What is being asked: Filter the records for lines holding the string "name".

>> start Input rows

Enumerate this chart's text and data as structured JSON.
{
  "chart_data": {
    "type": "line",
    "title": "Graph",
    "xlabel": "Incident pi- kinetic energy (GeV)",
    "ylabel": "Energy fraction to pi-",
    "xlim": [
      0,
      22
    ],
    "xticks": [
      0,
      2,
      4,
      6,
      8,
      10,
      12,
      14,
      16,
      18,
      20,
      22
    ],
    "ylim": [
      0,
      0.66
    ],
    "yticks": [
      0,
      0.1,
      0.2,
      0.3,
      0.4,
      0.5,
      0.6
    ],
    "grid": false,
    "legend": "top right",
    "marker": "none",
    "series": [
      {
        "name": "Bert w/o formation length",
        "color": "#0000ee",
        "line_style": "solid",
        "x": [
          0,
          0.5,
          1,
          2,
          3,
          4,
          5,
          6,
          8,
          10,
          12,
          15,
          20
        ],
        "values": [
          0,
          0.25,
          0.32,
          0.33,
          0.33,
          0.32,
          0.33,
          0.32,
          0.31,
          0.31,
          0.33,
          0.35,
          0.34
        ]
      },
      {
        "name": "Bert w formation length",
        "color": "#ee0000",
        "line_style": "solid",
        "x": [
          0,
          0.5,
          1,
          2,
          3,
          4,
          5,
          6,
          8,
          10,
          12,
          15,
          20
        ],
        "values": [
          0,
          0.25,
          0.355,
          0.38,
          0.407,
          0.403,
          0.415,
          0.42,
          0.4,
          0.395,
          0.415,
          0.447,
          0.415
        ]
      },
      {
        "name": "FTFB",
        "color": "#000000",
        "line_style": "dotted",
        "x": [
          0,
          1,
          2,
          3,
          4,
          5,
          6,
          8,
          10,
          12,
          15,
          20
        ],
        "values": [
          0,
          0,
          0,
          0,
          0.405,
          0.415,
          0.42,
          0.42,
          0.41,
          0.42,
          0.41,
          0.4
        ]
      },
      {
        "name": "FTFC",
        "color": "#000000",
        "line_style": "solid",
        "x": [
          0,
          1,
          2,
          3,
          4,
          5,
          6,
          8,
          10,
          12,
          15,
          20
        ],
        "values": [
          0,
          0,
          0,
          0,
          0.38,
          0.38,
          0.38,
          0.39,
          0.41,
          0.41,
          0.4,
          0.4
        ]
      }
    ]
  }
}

>> end Input rows

Result:
        "name": "Bert w/o formation length",
        "name": "Bert w formation length",
        "name": "FTFB",
        "name": "FTFC",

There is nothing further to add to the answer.